**文書の抜粋**:

選考作品へのおすすめコメント
マンガ大賞2015ノミネート作品

『聲の形』大今良時

  • 聲の形(7)<完> (講談社コミックス)

  • 選考員コメント・1次選考

    「小学生の頃、転校させてしまうほどいじめた女の子に償う為に動く男の子のお話。年内に完結となりましたが、内容的にはキツい話もあったのに連載が終わりもう読めなくなるのかと思うと、かなりサビしい気持になります。読後の余韻を感じさせるエピソードが多々有ります。」

    「題材も描法も挑戦的で実験的でスリリング。」

    「耳の聞こえない女の子と、小学校時代にその子をいじめてた男の子のそれからの話。
    過去への後悔はきっと誰もが多かれ少なかれもっているもの。後悔のまんまじゃなくて時をもう一度動かしていくのは自分の小さな勇気ひとつだったりするんだなぁ。
    ピュアで一生懸命な心に打たれました。」

    「 ちょうど12月で全7巻が完結したこともあり、今期これを外すわけにいきません。ろうの少女への苛烈ないじめで始まる本作、最初は読み切りで読んだが、「なんと難しい題材を!」と感心した。その後連載が始まって、この話、長く続けられるの?といぶかっていたが、実は本作の真のテーマは「障害」とか「健常」とかではなく、人間同士の根源的なコミュニケーションの難しさという、普遍的なテーマだとわかって、さらに感心した。全体的に重くてつらい話だが、安易なハッピーエンドに流れず、あのラストを用意してくれた作者(女性なんですね。最近まで知らなかった)にお礼を言いたい。あと、特筆すべきは、手話をする「手」の描写の美しさ。絵も隅々まで気合が入っていて、見事な作品だと思います。」

    「テーマが重い。快活でもお気楽でもない。愉快でもない。楽しくない。居心地が悪い。
    でも、この漫画が週刊少年漫画で連載されたことには大きな意味があったと思う。
    『マルドゥック・スクランブル』の冲方丁がこの才能に触れて自作を書き直したというもなるほどなと。」

    「少年時代に特有の、言葉が足りずに気持ちをすなおに表すことができない葛藤と、打算をいさぎよしとしないまっすぐな感情が、なんの嫌みもなく読み手に届く。重いテーマを扱っていながら、重苦しい空気感にはなっていない。むしろ、しっかり前を向いて人と向き合うことをきちんと肯定したいという意志を感じさせる。多くの読者に支持されたのがよくわかる。少年マガジンの良いところが結晶した作品のように思う。」

    「本当に良い作品て男女問わず、大人にも子どもにも読んで欲しい、
    と心から思える作品だと思う。
    これは間違いなく自信を持って人に薦められる作品です。」

    「7巻で終わってしまいましたが、とっても素敵な作品です。読みきりもとても面白かったのですが、ちゃんと7巻まで、耳の障害以外の人間関係(特にヒロインとヒロイン以外の女性登場人物)が面白く、途中からは障害は物語の少しのエッセンスでしかなくなったところが、逆に好感が持てました。」

    「切なくて苦しくて甘酸っぱく心に響きます。」

**課題一覧**:
• 1. マンガ大賞の推薦コメントによると、『聲の形』の全7巻は何月に完結しましたか。
• 2. マンガ大賞の推薦コメントのうち、「過去への後悔はきっと誰もが多」を含む言葉で始まり「これは間違いなく自信を持って人に薦められる作品です。」」で終わる部分を一字一句変えずに引用してください。

**抽出データ**:
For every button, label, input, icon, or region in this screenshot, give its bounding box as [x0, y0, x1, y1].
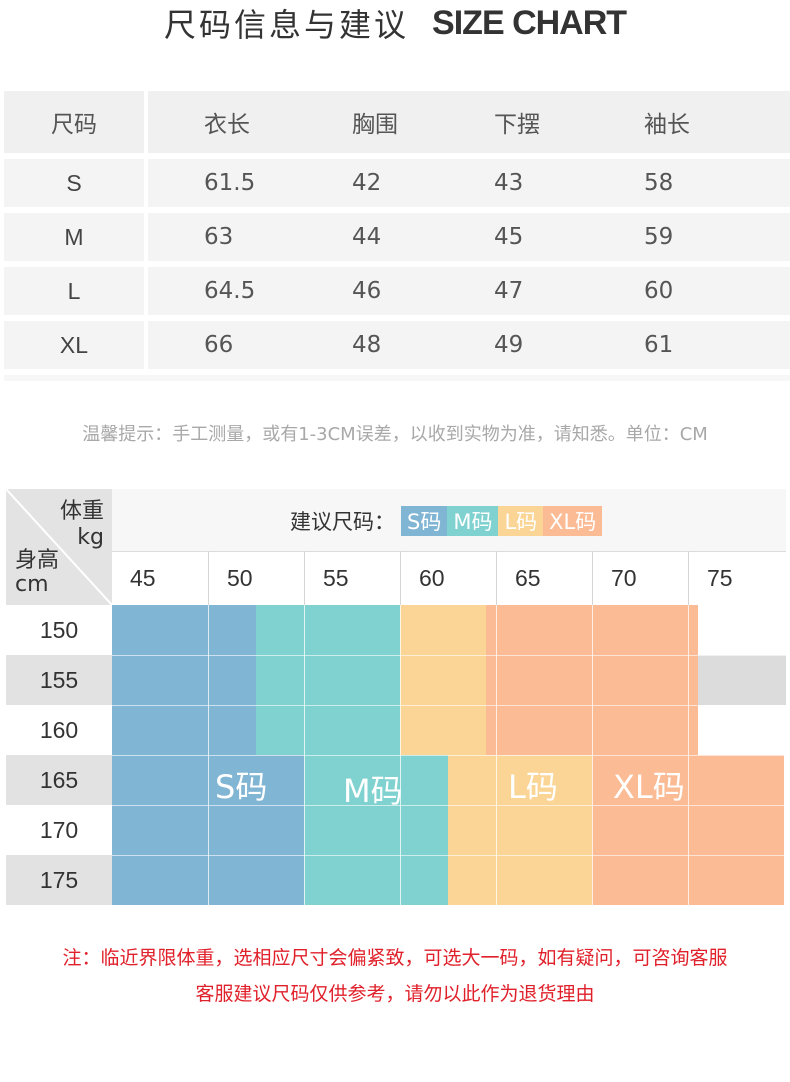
- size-band-xl: [486, 605, 698, 755]
- cell-length: 63: [204, 224, 234, 250]
- size-legend: 建议尺码： S码 M码 L码 XL码: [290, 505, 603, 537]
- height-unit: cm: [15, 572, 49, 597]
- size-name: L: [4, 267, 148, 315]
- header-hem: 下摆: [494, 112, 540, 138]
- size-table-header: 尺码 衣长 胸围 下摆 袖长: [4, 91, 790, 153]
- weight-tick: 50: [208, 551, 304, 605]
- weight-label: 体重 kg: [60, 499, 104, 551]
- size-band-l: [400, 605, 487, 755]
- cell-sleeve: 60: [644, 278, 674, 304]
- weight-tick: 45: [130, 564, 156, 591]
- weight-tick: 55: [304, 551, 400, 605]
- size-band-l: [448, 755, 592, 905]
- size-row-m: M 63 44 45 59: [4, 213, 790, 261]
- size-row-s: S 61.5 42 43 58: [4, 159, 790, 207]
- legend-label: 建议尺码：: [290, 510, 395, 534]
- page-header: 尺码信息与建议 SIZE CHART: [0, 0, 790, 45]
- chart-corner: 体重 kg 身高 cm: [6, 489, 112, 605]
- height-tick: 170: [6, 805, 112, 855]
- cell-chest: 42: [352, 170, 382, 196]
- size-label: XL码: [613, 768, 685, 806]
- height-tick: 165: [6, 755, 112, 805]
- size-table-footer: [4, 375, 790, 381]
- cell-length: 64.5: [204, 278, 256, 304]
- header-chest: 胸围: [352, 112, 398, 138]
- height-tick: 175: [6, 855, 112, 905]
- measurement-tip: 温馨提示：手工测量，或有1-3CM误差，以收到实物为准，请知悉。单位：CM: [82, 424, 708, 445]
- legend-chip-l: L码: [498, 506, 544, 536]
- cell-hem: 43: [494, 170, 524, 196]
- height-tick: 150: [6, 605, 112, 655]
- cell-chest: 44: [352, 224, 382, 250]
- title-en: SIZE CHART: [432, 3, 627, 42]
- weight-tick: 75: [688, 551, 786, 605]
- size-band-s: [112, 605, 256, 755]
- size-label: M码: [343, 772, 403, 810]
- height-tick: 155: [6, 655, 112, 705]
- grid-line: [112, 755, 786, 756]
- weight-tick: 70: [592, 551, 688, 605]
- cell-length: 61.5: [204, 170, 256, 196]
- height-label-text: 身高: [15, 548, 60, 573]
- cell-sleeve: 59: [644, 224, 674, 250]
- cell-hem: 47: [494, 278, 524, 304]
- size-band-m: [256, 605, 400, 755]
- cell-length: 66: [204, 332, 234, 358]
- legend-chip-m: M码: [447, 506, 499, 536]
- legend-chip-s: S码: [401, 506, 448, 536]
- size-row-xl: XL 66 48 49 61: [4, 321, 790, 369]
- weight-tick: 65: [496, 551, 592, 605]
- weight-tick: 60: [400, 551, 496, 605]
- cell-hem: 45: [494, 224, 524, 250]
- cell-chest: 46: [352, 278, 382, 304]
- size-name: S: [4, 159, 148, 207]
- cell-sleeve: 61: [644, 332, 674, 358]
- cell-chest: 48: [352, 332, 382, 358]
- cell-hem: 49: [494, 332, 524, 358]
- grid-line: [112, 855, 786, 856]
- grid-line: [112, 805, 786, 806]
- size-row-l: L 64.5 46 47 60: [4, 267, 790, 315]
- grid-line: [112, 705, 786, 706]
- weight-label-text: 体重: [59, 499, 104, 524]
- legend-chip-xl: XL码: [543, 506, 603, 536]
- weight-axis: [112, 551, 786, 606]
- size-name: XL: [4, 321, 148, 369]
- cell-sleeve: 58: [644, 170, 674, 196]
- warning-line-2: 客服建议尺码仅供参考，请勿以此作为退货理由: [195, 983, 595, 1005]
- size-band-m: [304, 755, 448, 905]
- diagonal-divider: [6, 489, 112, 605]
- weight-unit: kg: [77, 525, 104, 550]
- size-label: L码: [508, 768, 558, 806]
- grid-line: [112, 655, 786, 656]
- height-label: 身高 cm: [15, 549, 59, 597]
- size-name: M: [4, 213, 148, 261]
- size-label: S码: [215, 768, 268, 806]
- height-tick: 160: [6, 705, 112, 755]
- header-size: 尺码: [4, 91, 148, 153]
- title-cn: 尺码信息与建议: [163, 6, 409, 44]
- header-length: 衣长: [204, 112, 250, 138]
- header-sleeve: 袖长: [644, 112, 690, 138]
- warning-line-1: 注：临近界限体重，选相应尺寸会偏紧致，可选大一码，如有疑问，可咨询客服: [62, 947, 728, 969]
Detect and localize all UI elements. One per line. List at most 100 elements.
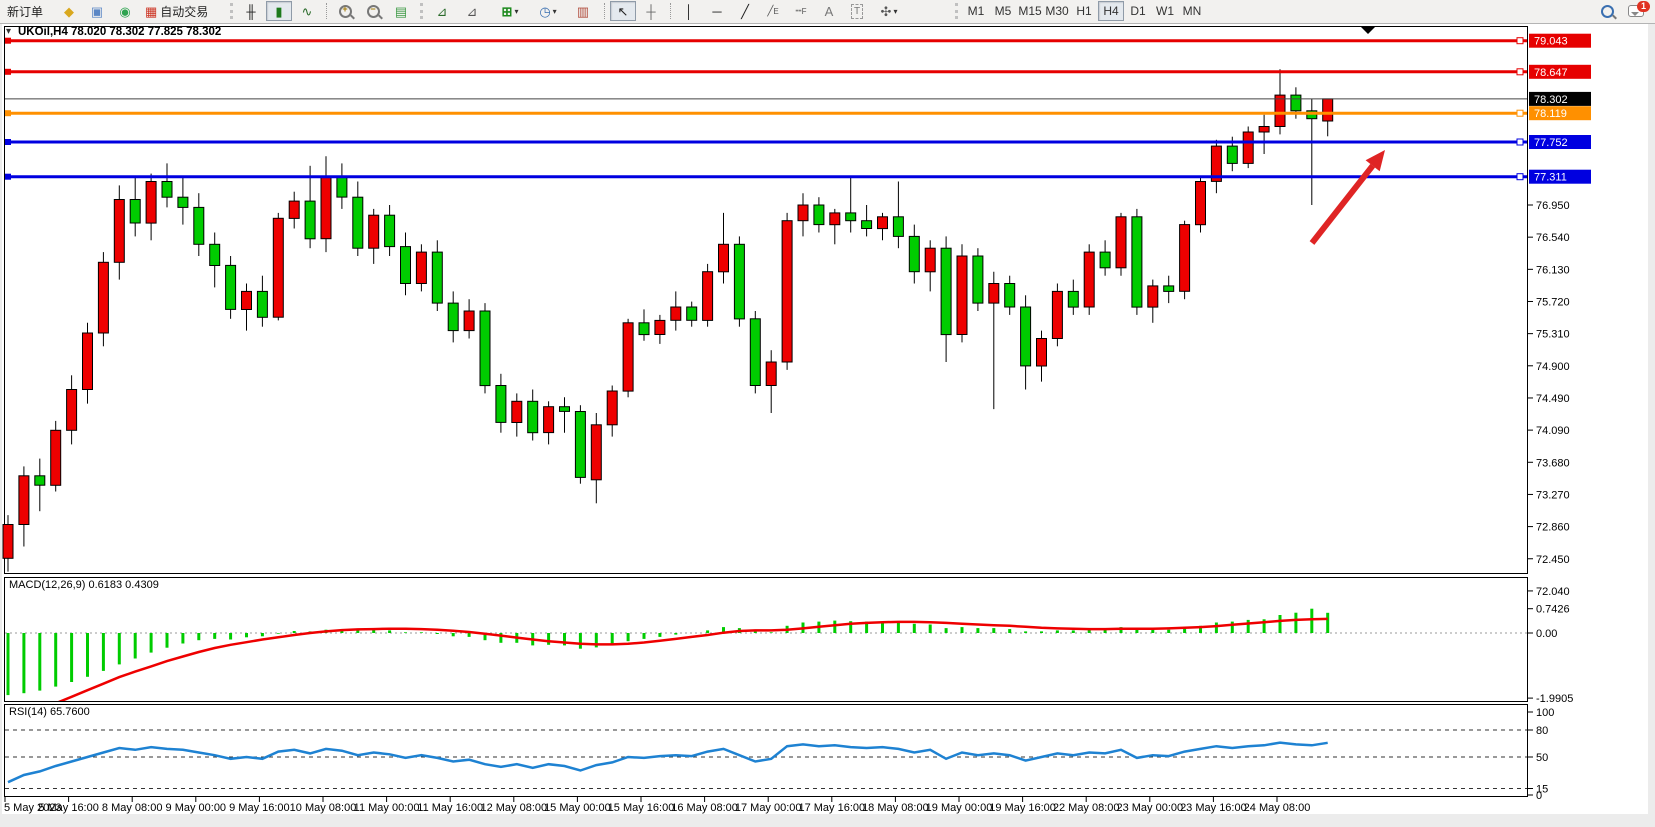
price-tick-label: 72.040 <box>1536 586 1570 598</box>
candle-body <box>479 310 491 387</box>
price-tick-label: 74.090 <box>1536 425 1570 437</box>
price-tick-label: 76.540 <box>1536 232 1570 244</box>
price-tick-label: 74.490 <box>1536 393 1570 405</box>
new-order-button[interactable]: 新订单 <box>7 4 44 19</box>
timeframe-button-mn[interactable]: MN <box>1182 4 1202 18</box>
candle-body <box>1195 181 1206 226</box>
chart-template-button[interactable]: ▥ <box>576 3 590 19</box>
indicator-window-button[interactable]: ⊿ <box>436 3 448 19</box>
zoom-out-button[interactable]: − <box>360 1 386 21</box>
chart-shift-marker[interactable] <box>1361 27 1375 34</box>
candle-body <box>1274 94 1286 127</box>
candle-body <box>718 243 729 273</box>
candle-body <box>1051 290 1063 339</box>
time-tick-label: 5 May 16:00 <box>38 802 99 814</box>
candle-body <box>813 204 825 226</box>
time-tick-label: 15 May 16:00 <box>608 802 675 814</box>
vertical-line-tool[interactable]: │ <box>684 3 694 19</box>
price-tag-77.752: 77.752 <box>1529 135 1591 149</box>
candle-body <box>209 243 221 267</box>
svg-text:78.302: 78.302 <box>1534 94 1568 106</box>
candle-body <box>781 220 793 363</box>
trend-arrow-annotation[interactable] <box>1309 150 1385 245</box>
candle-body <box>145 181 157 224</box>
cursor-tool-button[interactable]: ↖ <box>610 1 636 21</box>
candle-body <box>1322 98 1334 122</box>
timeframe-button-m5[interactable]: M5 <box>994 4 1012 18</box>
time-tick-label: 9 May 16:00 <box>229 802 290 814</box>
time-tick-label: 8 May 08:00 <box>102 802 163 814</box>
candle-body <box>1020 306 1032 367</box>
market-watch-icon[interactable]: ▣ <box>90 3 104 19</box>
hline-78.647[interactable] <box>5 68 1527 76</box>
bar-chart-mode-button[interactable]: ╫ <box>246 3 256 19</box>
period-button[interactable]: ◷ ▾ <box>530 1 566 21</box>
price-tick-label: 72.450 <box>1536 554 1570 566</box>
tile-windows-button[interactable]: ▤ <box>394 3 408 19</box>
price-chart[interactable]: 76.950 76.540 76.130 75.720 75.310 74.900 74.4… <box>0 24 1655 814</box>
timeframe-button-m30[interactable]: M30 <box>1045 4 1069 18</box>
indicator-window-alt-button[interactable]: ⊿ <box>466 3 478 19</box>
candle-body <box>161 181 173 198</box>
candle-body <box>670 306 682 321</box>
candle-body <box>797 204 809 222</box>
rsi-axis-label: 15 <box>1536 784 1548 796</box>
chevron-down-icon: ▾ <box>893 6 898 16</box>
candlestick-mode-button[interactable]: ▮ <box>266 1 292 21</box>
level-lines: 79.043 78.647 78.302 78.119 77.752 77.311 <box>5 33 1591 184</box>
one-click-arrow-icon[interactable]: ▾ <box>6 26 11 37</box>
timeframe-button-h1[interactable]: H1 <box>1076 4 1092 18</box>
candle-body <box>1210 145 1222 182</box>
channel-tool[interactable]: ╱ E <box>767 5 779 17</box>
search-icon <box>1600 4 1614 18</box>
timeframe-button-m15[interactable]: M15 <box>1018 4 1042 18</box>
notifications-button[interactable]: 1 <box>1622 1 1650 21</box>
price-tick-label: 72.860 <box>1536 522 1570 534</box>
line-chart-mode-button[interactable]: ∿ <box>301 3 313 19</box>
arrows-tool-button[interactable]: ✣ ▾ <box>880 3 898 19</box>
hline-77.752[interactable] <box>5 138 1527 146</box>
candle-body <box>193 206 205 245</box>
rsi-panel: 100 80 50 150 RSI(14) 65.7600 <box>5 706 1554 802</box>
timeframe-button-h4[interactable]: H4 <box>1098 1 1124 21</box>
candle-body <box>574 411 586 478</box>
rsi-axis-label: 50 <box>1536 752 1548 764</box>
candle-body <box>400 246 411 285</box>
horizontal-line-tool[interactable]: ─ <box>712 3 722 19</box>
add-indicator-button[interactable]: ⊞ ▾ <box>501 3 519 19</box>
crosshair-tool-button[interactable]: ┼ <box>646 3 656 19</box>
zoom-in-button[interactable]: + <box>332 1 358 21</box>
timeframe-button-w1[interactable]: W1 <box>1156 4 1174 18</box>
hline-79.043[interactable] <box>5 37 1527 45</box>
auto-trading-button[interactable]: ▦ 自动交易 <box>145 3 209 19</box>
candle-body <box>1163 285 1175 292</box>
fibonacci-tool[interactable]: ┉ F <box>795 5 807 17</box>
candle-body <box>1004 283 1016 308</box>
trendline-tool[interactable]: ╱ <box>741 3 749 19</box>
text-label-tool[interactable]: T <box>844 1 870 21</box>
timeframe-button-m1[interactable]: M1 <box>967 4 985 18</box>
text-tool[interactable]: A <box>824 3 834 19</box>
chat-bubble-icon: 1 <box>1628 1 1650 17</box>
hline-77.311[interactable] <box>5 173 1527 181</box>
candle-body <box>972 255 984 304</box>
candle-body <box>1083 251 1095 308</box>
candle-body <box>304 200 316 240</box>
notification-badge: 1 <box>1637 1 1650 12</box>
data-window-icon[interactable]: ◉ <box>119 3 131 19</box>
time-tick-label: 23 May 00:00 <box>1116 802 1183 814</box>
candle-body <box>1242 131 1254 164</box>
candle-body <box>892 216 904 237</box>
svg-text:77.311: 77.311 <box>1534 172 1567 184</box>
candles <box>2 69 1334 572</box>
profiles-icon[interactable]: ◆ <box>64 3 74 19</box>
timeframe-button-d1[interactable]: D1 <box>1130 4 1146 18</box>
candle-body <box>622 322 634 392</box>
macd-panel: 0.7426 0.00 -1.9905 MACD(12,26,9) 0.6183 0.… <box>5 579 1573 705</box>
time-tick-label: 12 May 08:00 <box>480 802 547 814</box>
hline-78.119[interactable] <box>5 109 1527 117</box>
candle-body <box>447 302 459 332</box>
candle-body <box>988 283 1000 304</box>
search-button[interactable] <box>1594 1 1620 21</box>
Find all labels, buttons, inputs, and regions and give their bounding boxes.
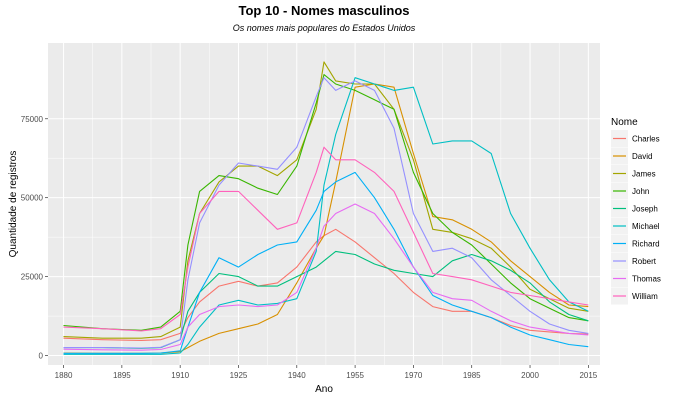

**回答一覧**:
• 1. 12月です。

• 2.
過去への後悔はきっと誰もが多かれ少なかれもっているもの。後悔のまんまじゃなくて時をもう一度動かしていくのは自分の小さな勇気ひとつだったりするんだなぁ。
    ピュアで一生懸命な心に打たれました。」

    「 ちょうど12月で全7巻が完結したこともあり、今期これを外すわけにいきません。ろうの少女への苛烈ないじめで始まる本作、最初は読み切りで読んだが、「なんと難しい題材を!」と感心した。その後連載が始まって、この話、長く続けられるの?といぶかっていたが、実は本作の真のテーマは「障害」とか「健常」とかではなく、人間同士の根源的なコミュニケーションの難しさという、普遍的なテーマだとわかって、さらに感心した。全体的に重くてつらい話だが、安易なハッピーエンドに流れず、あのラストを用意してくれた作者(女性なんですね。最近まで知らなかった)にお礼を言いたい。あと、特筆すべきは、手話をする「手」の描写の美しさ。絵も隅々まで気合が入っていて、見事な作品だと思います。」

    「テーマが重い。快活でもお気楽でもない。愉快でもない。楽しくない。居心地が悪い。
    でも、この漫画が週刊少年漫画で連載されたことには大きな意味があったと思う。
    『マルドゥック・スクランブル』の冲方丁がこの才能に触れて自作を書き直したというもなるほどなと。」

    「少年時代に特有の、言葉が足りずに気持ちをすなおに表すことができない葛藤と、打算をいさぎよしとしないまっすぐな感情が、なんの嫌みもなく読み手に届く。重いテーマを扱っていながら、重苦しい空気感にはなっていない。むしろ、しっかり前を向いて人と向き合うことをきちんと肯定したいという意志を感じさせる。多くの読者に支持されたのがよくわかる。少年マガジンの良いところが結晶した作品のように思う。」

    「本当に良い作品て男女問わず、大人にも子どもにも読んで欲しい、
    と心から思える作品だと思う。
    これは間違いなく自信を持って人に薦められる作品です。」